The input →

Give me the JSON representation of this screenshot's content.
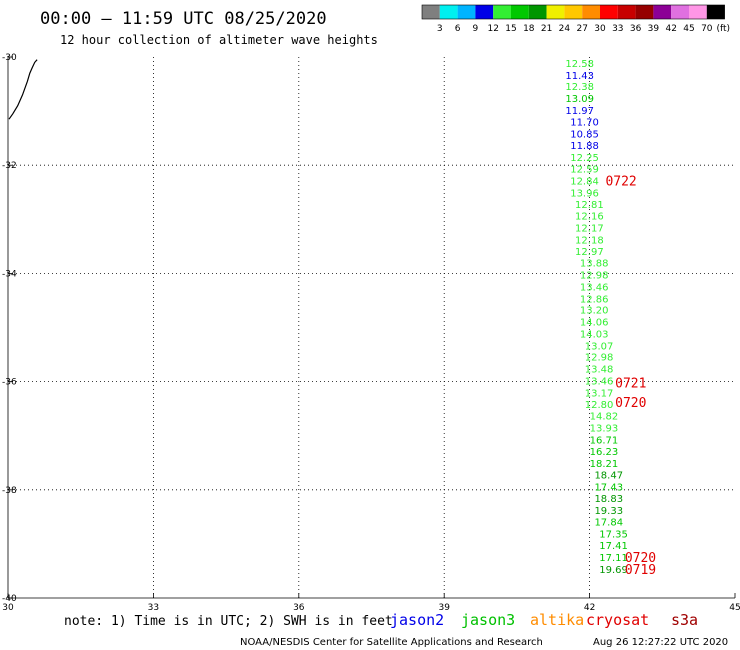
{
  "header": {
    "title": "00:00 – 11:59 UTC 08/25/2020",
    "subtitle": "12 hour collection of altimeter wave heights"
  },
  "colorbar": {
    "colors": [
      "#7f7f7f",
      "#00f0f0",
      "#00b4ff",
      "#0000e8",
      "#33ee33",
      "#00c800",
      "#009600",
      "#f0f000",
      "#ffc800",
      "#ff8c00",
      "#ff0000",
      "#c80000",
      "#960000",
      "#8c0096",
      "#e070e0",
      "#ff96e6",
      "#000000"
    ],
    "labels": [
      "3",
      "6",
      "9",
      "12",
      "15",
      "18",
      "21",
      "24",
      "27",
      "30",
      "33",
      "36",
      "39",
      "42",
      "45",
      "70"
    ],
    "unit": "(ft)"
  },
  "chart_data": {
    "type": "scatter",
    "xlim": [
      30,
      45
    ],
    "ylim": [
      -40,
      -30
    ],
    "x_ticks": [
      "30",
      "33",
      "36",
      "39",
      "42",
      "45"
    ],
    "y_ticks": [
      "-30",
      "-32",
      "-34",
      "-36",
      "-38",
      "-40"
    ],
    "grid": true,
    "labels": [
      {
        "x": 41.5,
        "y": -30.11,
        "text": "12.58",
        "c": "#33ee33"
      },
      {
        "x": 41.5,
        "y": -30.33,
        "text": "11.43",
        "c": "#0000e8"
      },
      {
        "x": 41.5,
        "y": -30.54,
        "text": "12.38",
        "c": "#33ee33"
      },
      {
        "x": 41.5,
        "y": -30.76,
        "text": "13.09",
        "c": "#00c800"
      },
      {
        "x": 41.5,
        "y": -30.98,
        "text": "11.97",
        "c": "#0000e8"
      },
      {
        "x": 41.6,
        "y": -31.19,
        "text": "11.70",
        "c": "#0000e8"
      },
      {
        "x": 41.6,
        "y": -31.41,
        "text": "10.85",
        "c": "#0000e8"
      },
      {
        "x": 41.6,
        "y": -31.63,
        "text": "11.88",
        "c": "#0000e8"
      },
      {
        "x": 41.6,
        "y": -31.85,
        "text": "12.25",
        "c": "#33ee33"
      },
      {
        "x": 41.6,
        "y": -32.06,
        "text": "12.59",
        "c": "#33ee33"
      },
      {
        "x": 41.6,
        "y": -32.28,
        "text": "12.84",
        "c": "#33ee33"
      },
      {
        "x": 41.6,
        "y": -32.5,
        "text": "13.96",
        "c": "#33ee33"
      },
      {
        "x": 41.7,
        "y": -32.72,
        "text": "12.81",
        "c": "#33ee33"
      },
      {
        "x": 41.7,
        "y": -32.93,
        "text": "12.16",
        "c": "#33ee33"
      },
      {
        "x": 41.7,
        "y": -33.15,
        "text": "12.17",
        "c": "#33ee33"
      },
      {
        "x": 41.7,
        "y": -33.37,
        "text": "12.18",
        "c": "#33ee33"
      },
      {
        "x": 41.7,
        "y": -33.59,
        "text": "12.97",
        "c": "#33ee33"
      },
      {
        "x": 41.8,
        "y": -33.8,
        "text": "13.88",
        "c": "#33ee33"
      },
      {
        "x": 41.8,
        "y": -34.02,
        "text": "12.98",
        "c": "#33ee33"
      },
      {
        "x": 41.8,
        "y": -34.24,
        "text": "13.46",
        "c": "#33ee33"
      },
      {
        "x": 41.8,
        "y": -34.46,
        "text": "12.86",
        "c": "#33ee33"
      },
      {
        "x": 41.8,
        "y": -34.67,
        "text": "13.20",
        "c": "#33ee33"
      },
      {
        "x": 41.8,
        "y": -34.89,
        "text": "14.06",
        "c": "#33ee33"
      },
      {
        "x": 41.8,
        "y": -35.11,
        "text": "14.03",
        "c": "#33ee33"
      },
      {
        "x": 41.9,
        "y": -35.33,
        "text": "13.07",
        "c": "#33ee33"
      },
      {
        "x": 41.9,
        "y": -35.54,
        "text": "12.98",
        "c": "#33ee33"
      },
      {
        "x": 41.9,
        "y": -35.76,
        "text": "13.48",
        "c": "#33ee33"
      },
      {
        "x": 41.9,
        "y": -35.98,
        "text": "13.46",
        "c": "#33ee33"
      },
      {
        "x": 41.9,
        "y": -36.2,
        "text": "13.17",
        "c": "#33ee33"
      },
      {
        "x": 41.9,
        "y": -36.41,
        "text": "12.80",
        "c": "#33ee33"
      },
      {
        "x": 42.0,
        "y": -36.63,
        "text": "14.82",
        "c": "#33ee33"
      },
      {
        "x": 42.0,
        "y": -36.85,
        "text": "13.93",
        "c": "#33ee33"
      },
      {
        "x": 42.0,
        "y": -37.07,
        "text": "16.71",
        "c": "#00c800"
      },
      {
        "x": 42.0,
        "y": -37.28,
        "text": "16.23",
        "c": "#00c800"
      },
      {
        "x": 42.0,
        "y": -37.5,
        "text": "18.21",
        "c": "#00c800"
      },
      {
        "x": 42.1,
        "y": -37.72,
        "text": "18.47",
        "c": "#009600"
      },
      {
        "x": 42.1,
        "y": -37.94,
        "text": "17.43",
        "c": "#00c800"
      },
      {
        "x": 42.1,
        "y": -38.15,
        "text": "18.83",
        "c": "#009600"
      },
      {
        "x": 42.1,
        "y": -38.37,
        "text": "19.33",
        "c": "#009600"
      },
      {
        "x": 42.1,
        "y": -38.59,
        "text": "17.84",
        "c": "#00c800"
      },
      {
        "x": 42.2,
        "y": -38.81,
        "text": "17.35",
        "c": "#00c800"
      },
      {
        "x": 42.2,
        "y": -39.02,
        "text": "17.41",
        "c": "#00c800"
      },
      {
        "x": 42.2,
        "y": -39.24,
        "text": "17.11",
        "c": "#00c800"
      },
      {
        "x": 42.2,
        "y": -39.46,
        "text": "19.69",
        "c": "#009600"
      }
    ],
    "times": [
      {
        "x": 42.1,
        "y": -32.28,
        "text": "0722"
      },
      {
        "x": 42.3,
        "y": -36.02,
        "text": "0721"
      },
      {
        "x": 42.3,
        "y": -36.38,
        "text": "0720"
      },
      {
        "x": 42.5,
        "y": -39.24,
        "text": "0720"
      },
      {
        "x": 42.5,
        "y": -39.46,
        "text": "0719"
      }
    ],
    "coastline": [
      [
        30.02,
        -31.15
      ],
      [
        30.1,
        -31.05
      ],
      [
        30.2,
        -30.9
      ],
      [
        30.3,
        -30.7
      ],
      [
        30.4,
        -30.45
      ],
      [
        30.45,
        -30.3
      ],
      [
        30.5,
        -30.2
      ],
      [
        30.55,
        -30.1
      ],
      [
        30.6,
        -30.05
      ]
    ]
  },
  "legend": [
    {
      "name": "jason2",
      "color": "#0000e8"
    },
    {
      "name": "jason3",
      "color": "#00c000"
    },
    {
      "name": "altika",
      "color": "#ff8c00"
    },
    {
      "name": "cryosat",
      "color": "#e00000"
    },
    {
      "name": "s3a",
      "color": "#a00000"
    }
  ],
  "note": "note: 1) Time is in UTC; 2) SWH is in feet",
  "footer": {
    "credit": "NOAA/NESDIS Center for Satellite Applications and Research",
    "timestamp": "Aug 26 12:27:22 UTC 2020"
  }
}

Aim of the exercise →
Using the material above, set down every line exactly, but skip the pictures.

Expected answer →
Give me the JSON representation of this screenshot's content.
{
  "header": {
    "title": "00:00 – 11:59 UTC 08/25/2020",
    "subtitle": "12 hour collection of altimeter wave heights"
  },
  "colorbar": {
    "colors": [
      "#7f7f7f",
      "#00f0f0",
      "#00b4ff",
      "#0000e8",
      "#33ee33",
      "#00c800",
      "#009600",
      "#f0f000",
      "#ffc800",
      "#ff8c00",
      "#ff0000",
      "#c80000",
      "#960000",
      "#8c0096",
      "#e070e0",
      "#ff96e6",
      "#000000"
    ],
    "labels": [
      "3",
      "6",
      "9",
      "12",
      "15",
      "18",
      "21",
      "24",
      "27",
      "30",
      "33",
      "36",
      "39",
      "42",
      "45",
      "70"
    ],
    "unit": "(ft)"
  },
  "chart_data": {
    "type": "scatter",
    "xlim": [
      30,
      45
    ],
    "ylim": [
      -40,
      -30
    ],
    "x_ticks": [
      "30",
      "33",
      "36",
      "39",
      "42",
      "45"
    ],
    "y_ticks": [
      "-30",
      "-32",
      "-34",
      "-36",
      "-38",
      "-40"
    ],
    "grid": true,
    "labels": [
      {
        "x": 41.5,
        "y": -30.11,
        "text": "12.58",
        "c": "#33ee33"
      },
      {
        "x": 41.5,
        "y": -30.33,
        "text": "11.43",
        "c": "#0000e8"
      },
      {
        "x": 41.5,
        "y": -30.54,
        "text": "12.38",
        "c": "#33ee33"
      },
      {
        "x": 41.5,
        "y": -30.76,
        "text": "13.09",
        "c": "#00c800"
      },
      {
        "x": 41.5,
        "y": -30.98,
        "text": "11.97",
        "c": "#0000e8"
      },
      {
        "x": 41.6,
        "y": -31.19,
        "text": "11.70",
        "c": "#0000e8"
      },
      {
        "x": 41.6,
        "y": -31.41,
        "text": "10.85",
        "c": "#0000e8"
      },
      {
        "x": 41.6,
        "y": -31.63,
        "text": "11.88",
        "c": "#0000e8"
      },
      {
        "x": 41.6,
        "y": -31.85,
        "text": "12.25",
        "c": "#33ee33"
      },
      {
        "x": 41.6,
        "y": -32.06,
        "text": "12.59",
        "c": "#33ee33"
      },
      {
        "x": 41.6,
        "y": -32.28,
        "text": "12.84",
        "c": "#33ee33"
      },
      {
        "x": 41.6,
        "y": -32.5,
        "text": "13.96",
        "c": "#33ee33"
      },
      {
        "x": 41.7,
        "y": -32.72,
        "text": "12.81",
        "c": "#33ee33"
      },
      {
        "x": 41.7,
        "y": -32.93,
        "text": "12.16",
        "c": "#33ee33"
      },
      {
        "x": 41.7,
        "y": -33.15,
        "text": "12.17",
        "c": "#33ee33"
      },
      {
        "x": 41.7,
        "y": -33.37,
        "text": "12.18",
        "c": "#33ee33"
      },
      {
        "x": 41.7,
        "y": -33.59,
        "text": "12.97",
        "c": "#33ee33"
      },
      {
        "x": 41.8,
        "y": -33.8,
        "text": "13.88",
        "c": "#33ee33"
      },
      {
        "x": 41.8,
        "y": -34.02,
        "text": "12.98",
        "c": "#33ee33"
      },
      {
        "x": 41.8,
        "y": -34.24,
        "text": "13.46",
        "c": "#33ee33"
      },
      {
        "x": 41.8,
        "y": -34.46,
        "text": "12.86",
        "c": "#33ee33"
      },
      {
        "x": 41.8,
        "y": -34.67,
        "text": "13.20",
        "c": "#33ee33"
      },
      {
        "x": 41.8,
        "y": -34.89,
        "text": "14.06",
        "c": "#33ee33"
      },
      {
        "x": 41.8,
        "y": -35.11,
        "text": "14.03",
        "c": "#33ee33"
      },
      {
        "x": 41.9,
        "y": -35.33,
        "text": "13.07",
        "c": "#33ee33"
      },
      {
        "x": 41.9,
        "y": -35.54,
        "text": "12.98",
        "c": "#33ee33"
      },
      {
        "x": 41.9,
        "y": -35.76,
        "text": "13.48",
        "c": "#33ee33"
      },
      {
        "x": 41.9,
        "y": -35.98,
        "text": "13.46",
        "c": "#33ee33"
      },
      {
        "x": 41.9,
        "y": -36.2,
        "text": "13.17",
        "c": "#33ee33"
      },
      {
        "x": 41.9,
        "y": -36.41,
        "text": "12.80",
        "c": "#33ee33"
      },
      {
        "x": 42.0,
        "y": -36.63,
        "text": "14.82",
        "c": "#33ee33"
      },
      {
        "x": 42.0,
        "y": -36.85,
        "text": "13.93",
        "c": "#33ee33"
      },
      {
        "x": 42.0,
        "y": -37.07,
        "text": "16.71",
        "c": "#00c800"
      },
      {
        "x": 42.0,
        "y": -37.28,
        "text": "16.23",
        "c": "#00c800"
      },
      {
        "x": 42.0,
        "y": -37.5,
        "text": "18.21",
        "c": "#00c800"
      },
      {
        "x": 42.1,
        "y": -37.72,
        "text": "18.47",
        "c": "#009600"
      },
      {
        "x": 42.1,
        "y": -37.94,
        "text": "17.43",
        "c": "#00c800"
      },
      {
        "x": 42.1,
        "y": -38.15,
        "text": "18.83",
        "c": "#009600"
      },
      {
        "x": 42.1,
        "y": -38.37,
        "text": "19.33",
        "c": "#009600"
      },
      {
        "x": 42.1,
        "y": -38.59,
        "text": "17.84",
        "c": "#00c800"
      },
      {
        "x": 42.2,
        "y": -38.81,
        "text": "17.35",
        "c": "#00c800"
      },
      {
        "x": 42.2,
        "y": -39.02,
        "text": "17.41",
        "c": "#00c800"
      },
      {
        "x": 42.2,
        "y": -39.24,
        "text": "17.11",
        "c": "#00c800"
      },
      {
        "x": 42.2,
        "y": -39.46,
        "text": "19.69",
        "c": "#009600"
      }
    ],
    "times": [
      {
        "x": 42.1,
        "y": -32.28,
        "text": "0722"
      },
      {
        "x": 42.3,
        "y": -36.02,
        "text": "0721"
      },
      {
        "x": 42.3,
        "y": -36.38,
        "text": "0720"
      },
      {
        "x": 42.5,
        "y": -39.24,
        "text": "0720"
      },
      {
        "x": 42.5,
        "y": -39.46,
        "text": "0719"
      }
    ],
    "coastline": [
      [
        30.02,
        -31.15
      ],
      [
        30.1,
        -31.05
      ],
      [
        30.2,
        -30.9
      ],
      [
        30.3,
        -30.7
      ],
      [
        30.4,
        -30.45
      ],
      [
        30.45,
        -30.3
      ],
      [
        30.5,
        -30.2
      ],
      [
        30.55,
        -30.1
      ],
      [
        30.6,
        -30.05
      ]
    ]
  },
  "legend": [
    {
      "name": "jason2",
      "color": "#0000e8"
    },
    {
      "name": "jason3",
      "color": "#00c000"
    },
    {
      "name": "altika",
      "color": "#ff8c00"
    },
    {
      "name": "cryosat",
      "color": "#e00000"
    },
    {
      "name": "s3a",
      "color": "#a00000"
    }
  ],
  "note": "note: 1) Time is in UTC; 2) SWH is in feet",
  "footer": {
    "credit": "NOAA/NESDIS Center for Satellite Applications and Research",
    "timestamp": "Aug 26 12:27:22 UTC 2020"
  }
}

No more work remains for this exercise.